Items listed in a dataset:
- - - -

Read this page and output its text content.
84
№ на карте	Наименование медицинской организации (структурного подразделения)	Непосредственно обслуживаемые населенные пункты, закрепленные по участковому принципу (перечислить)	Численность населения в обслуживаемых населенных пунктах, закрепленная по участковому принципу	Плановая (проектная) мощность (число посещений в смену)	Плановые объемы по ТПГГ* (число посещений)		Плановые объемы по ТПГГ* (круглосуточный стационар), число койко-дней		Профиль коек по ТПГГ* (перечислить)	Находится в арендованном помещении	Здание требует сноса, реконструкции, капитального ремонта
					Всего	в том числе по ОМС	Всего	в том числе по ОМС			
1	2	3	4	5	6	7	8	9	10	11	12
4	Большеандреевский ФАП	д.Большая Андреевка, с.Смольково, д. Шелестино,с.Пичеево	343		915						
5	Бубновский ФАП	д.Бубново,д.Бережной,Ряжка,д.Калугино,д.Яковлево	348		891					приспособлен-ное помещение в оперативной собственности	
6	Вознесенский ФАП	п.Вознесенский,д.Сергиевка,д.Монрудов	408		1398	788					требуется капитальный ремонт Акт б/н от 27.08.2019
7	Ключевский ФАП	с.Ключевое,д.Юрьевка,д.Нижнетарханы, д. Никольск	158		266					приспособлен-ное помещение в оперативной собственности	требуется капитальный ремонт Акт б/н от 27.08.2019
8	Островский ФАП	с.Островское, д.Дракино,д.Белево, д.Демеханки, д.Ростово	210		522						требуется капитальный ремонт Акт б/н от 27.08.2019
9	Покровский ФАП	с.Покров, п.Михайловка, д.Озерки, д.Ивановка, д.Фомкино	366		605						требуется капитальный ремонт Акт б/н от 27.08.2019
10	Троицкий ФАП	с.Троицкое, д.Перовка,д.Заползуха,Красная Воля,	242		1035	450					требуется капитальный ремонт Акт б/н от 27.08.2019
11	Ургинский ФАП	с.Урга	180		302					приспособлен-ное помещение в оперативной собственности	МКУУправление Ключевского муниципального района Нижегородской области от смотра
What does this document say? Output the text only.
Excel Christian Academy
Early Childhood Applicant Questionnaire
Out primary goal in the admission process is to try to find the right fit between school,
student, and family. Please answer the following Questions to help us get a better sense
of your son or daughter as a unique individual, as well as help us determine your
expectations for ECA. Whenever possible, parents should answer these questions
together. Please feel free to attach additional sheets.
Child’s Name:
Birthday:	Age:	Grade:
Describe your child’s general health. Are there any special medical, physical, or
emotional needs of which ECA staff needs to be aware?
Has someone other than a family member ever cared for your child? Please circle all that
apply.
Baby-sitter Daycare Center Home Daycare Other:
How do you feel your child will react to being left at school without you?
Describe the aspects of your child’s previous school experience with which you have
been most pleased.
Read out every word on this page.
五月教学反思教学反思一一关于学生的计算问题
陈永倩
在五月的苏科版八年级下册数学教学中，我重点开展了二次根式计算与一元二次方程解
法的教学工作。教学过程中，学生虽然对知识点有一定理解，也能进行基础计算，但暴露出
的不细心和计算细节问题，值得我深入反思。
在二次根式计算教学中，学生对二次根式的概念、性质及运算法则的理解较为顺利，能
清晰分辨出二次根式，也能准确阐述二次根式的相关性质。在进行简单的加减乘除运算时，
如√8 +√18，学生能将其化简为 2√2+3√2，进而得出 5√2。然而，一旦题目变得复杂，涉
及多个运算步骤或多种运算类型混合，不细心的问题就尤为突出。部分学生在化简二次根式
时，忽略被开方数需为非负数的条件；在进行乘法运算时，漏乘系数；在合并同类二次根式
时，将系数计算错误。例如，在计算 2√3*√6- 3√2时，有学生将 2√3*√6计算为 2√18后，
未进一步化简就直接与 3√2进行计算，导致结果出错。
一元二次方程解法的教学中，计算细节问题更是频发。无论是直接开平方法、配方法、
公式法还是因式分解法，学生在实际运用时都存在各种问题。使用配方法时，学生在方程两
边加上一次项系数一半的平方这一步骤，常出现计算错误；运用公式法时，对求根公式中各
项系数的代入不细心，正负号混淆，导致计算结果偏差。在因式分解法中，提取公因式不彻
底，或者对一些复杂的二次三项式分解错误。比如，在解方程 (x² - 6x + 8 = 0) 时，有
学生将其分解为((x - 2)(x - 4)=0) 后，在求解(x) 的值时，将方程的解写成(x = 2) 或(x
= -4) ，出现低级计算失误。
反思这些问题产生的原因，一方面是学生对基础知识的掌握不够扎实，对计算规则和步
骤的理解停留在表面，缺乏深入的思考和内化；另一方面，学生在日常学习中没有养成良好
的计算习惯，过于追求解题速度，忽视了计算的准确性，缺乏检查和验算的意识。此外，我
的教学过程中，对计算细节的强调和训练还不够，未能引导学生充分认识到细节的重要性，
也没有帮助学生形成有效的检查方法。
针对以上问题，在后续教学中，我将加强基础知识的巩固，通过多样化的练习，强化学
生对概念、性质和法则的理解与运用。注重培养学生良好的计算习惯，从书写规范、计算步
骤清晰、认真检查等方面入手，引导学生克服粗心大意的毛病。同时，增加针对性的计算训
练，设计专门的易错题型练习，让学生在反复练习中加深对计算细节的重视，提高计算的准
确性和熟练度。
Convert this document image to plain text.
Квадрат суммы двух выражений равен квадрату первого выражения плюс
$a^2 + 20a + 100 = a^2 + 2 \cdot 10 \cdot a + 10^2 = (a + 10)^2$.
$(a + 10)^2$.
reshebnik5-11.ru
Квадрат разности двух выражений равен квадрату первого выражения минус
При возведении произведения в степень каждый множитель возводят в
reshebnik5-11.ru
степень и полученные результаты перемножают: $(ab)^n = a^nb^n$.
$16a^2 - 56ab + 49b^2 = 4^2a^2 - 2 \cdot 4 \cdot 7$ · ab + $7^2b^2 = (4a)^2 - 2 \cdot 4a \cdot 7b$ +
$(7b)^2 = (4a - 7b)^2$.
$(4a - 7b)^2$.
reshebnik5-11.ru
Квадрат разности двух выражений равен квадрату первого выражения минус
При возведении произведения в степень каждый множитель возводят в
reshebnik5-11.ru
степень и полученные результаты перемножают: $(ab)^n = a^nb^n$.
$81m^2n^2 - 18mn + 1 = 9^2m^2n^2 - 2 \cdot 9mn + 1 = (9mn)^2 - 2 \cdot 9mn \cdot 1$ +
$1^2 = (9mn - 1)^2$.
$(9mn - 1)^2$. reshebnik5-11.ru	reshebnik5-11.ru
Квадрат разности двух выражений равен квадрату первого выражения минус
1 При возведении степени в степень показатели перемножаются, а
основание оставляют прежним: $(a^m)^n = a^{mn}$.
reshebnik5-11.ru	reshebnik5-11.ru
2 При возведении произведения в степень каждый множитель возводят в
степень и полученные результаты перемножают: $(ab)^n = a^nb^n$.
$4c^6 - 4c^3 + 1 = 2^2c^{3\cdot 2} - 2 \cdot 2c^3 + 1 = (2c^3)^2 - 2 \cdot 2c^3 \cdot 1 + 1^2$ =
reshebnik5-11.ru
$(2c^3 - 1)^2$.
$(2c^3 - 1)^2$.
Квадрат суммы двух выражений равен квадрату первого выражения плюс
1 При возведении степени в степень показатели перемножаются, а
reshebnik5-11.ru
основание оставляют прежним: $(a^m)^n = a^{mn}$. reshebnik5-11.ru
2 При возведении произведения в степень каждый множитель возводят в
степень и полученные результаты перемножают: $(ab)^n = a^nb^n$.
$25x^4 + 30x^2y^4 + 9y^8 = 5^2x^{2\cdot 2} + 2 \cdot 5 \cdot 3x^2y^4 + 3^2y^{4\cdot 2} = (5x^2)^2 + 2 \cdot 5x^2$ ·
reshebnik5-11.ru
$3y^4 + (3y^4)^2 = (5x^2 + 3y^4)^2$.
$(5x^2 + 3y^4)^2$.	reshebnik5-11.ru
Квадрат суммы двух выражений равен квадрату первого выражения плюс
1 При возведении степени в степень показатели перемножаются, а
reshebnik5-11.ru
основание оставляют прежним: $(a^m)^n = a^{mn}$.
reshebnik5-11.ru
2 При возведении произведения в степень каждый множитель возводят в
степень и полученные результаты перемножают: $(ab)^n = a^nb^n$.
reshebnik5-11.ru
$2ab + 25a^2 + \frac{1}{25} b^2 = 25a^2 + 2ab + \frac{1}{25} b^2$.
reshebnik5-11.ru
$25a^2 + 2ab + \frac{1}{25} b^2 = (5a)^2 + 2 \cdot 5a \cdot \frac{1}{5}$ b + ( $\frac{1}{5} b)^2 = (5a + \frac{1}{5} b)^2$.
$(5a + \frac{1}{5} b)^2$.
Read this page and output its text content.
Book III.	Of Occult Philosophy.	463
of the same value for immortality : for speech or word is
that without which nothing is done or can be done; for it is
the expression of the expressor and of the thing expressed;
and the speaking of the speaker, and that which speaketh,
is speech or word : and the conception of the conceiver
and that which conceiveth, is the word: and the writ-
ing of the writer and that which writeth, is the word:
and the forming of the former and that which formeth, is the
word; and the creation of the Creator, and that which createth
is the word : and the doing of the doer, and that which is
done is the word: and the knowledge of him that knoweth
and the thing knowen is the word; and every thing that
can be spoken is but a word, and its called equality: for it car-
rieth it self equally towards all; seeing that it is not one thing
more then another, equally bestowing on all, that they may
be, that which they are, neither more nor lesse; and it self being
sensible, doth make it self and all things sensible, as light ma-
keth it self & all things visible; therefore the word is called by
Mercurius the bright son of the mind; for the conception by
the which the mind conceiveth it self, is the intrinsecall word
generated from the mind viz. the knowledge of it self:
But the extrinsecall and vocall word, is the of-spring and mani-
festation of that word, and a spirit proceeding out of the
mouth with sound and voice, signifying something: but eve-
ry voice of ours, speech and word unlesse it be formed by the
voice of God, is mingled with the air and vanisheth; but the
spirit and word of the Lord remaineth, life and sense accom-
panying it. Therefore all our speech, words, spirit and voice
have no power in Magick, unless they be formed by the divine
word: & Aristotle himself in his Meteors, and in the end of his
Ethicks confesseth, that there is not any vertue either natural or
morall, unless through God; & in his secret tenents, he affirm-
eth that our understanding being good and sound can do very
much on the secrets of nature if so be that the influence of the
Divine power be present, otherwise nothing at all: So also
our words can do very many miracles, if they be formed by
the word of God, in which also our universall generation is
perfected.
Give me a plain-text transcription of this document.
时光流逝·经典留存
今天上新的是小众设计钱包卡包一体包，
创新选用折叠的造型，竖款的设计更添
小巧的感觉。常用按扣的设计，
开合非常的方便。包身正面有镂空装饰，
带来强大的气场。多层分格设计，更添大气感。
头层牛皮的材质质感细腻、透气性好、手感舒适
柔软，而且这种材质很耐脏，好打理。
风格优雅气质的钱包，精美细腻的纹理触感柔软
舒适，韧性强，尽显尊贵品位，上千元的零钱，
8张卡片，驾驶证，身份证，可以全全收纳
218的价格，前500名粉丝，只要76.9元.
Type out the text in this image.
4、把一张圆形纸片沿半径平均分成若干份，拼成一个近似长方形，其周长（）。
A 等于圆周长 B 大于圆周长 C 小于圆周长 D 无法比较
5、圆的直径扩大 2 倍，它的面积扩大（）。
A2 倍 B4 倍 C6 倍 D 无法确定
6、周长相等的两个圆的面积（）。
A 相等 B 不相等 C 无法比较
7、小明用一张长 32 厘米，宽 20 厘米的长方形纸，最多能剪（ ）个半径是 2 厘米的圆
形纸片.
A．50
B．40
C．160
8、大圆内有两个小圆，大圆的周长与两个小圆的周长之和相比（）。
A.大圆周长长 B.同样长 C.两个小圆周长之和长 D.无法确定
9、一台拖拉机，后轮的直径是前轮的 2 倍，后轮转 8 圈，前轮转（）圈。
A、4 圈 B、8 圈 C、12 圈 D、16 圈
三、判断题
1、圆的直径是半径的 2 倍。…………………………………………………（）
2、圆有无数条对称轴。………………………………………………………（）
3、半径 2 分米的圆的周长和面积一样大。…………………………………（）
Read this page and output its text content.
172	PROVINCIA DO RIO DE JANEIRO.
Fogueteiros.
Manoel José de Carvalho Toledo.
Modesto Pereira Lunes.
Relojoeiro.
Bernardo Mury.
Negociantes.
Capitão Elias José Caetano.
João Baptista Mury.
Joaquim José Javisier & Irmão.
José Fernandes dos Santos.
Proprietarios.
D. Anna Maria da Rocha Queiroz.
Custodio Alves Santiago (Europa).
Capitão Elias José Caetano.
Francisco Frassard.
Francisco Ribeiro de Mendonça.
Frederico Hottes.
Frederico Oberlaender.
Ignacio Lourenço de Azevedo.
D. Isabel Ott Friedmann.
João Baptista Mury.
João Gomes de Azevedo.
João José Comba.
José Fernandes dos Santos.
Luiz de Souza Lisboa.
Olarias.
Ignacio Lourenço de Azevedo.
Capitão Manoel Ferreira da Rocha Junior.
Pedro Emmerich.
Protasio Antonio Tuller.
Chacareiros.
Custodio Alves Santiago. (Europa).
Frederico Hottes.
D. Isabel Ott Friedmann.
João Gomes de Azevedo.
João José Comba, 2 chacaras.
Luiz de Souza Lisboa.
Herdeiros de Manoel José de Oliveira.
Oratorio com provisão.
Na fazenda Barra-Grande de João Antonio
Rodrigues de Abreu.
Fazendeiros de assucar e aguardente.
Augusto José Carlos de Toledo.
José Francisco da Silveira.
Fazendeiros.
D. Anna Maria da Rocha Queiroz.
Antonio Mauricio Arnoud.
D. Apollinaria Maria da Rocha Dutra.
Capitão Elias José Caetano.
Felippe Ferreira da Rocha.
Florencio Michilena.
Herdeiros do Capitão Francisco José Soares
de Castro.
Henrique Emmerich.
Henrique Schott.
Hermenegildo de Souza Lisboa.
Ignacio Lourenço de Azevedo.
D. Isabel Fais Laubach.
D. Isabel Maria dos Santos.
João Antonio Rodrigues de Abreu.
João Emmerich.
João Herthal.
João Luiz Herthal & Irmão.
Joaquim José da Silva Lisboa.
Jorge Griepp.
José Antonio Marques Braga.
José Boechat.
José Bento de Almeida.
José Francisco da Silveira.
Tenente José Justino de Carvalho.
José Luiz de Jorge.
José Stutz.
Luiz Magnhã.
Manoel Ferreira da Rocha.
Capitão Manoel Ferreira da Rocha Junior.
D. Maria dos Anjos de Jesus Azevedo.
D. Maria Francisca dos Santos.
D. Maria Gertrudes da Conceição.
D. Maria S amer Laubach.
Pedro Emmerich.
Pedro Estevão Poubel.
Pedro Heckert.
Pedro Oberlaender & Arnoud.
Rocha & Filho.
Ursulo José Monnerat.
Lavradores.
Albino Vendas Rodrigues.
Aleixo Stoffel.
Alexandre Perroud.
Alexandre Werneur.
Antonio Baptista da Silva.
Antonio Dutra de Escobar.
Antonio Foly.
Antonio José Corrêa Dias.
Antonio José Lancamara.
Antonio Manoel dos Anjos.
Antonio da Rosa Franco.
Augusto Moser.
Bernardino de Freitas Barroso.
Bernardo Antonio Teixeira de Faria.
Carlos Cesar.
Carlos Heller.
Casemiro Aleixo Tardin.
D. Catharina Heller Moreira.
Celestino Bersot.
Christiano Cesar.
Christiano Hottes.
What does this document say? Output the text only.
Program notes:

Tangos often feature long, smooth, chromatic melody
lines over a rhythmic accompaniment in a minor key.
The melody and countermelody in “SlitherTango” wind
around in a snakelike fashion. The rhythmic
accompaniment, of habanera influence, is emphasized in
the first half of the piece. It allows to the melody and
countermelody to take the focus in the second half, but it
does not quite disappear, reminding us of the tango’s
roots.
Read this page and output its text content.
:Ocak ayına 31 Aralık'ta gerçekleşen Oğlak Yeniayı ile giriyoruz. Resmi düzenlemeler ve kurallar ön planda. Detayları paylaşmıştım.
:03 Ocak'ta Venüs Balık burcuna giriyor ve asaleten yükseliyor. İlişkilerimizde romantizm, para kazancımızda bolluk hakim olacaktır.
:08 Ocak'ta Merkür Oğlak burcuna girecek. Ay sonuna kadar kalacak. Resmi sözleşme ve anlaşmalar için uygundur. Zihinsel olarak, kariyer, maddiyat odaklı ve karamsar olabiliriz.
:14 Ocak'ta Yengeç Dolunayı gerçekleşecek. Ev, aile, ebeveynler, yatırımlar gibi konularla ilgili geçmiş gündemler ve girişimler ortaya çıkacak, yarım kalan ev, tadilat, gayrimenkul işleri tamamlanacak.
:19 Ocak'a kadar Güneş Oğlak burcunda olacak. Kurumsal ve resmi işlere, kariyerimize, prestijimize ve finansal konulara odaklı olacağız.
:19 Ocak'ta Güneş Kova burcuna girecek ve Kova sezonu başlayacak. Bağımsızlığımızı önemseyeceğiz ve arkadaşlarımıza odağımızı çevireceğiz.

- - - -

» **Goal of the exercise**
From the data above, pick out each line containing "also" and copy it.

» **Output of the task**
Divine power be present, otherwise nothing at all: So also
the word of God, in which also our universall generation is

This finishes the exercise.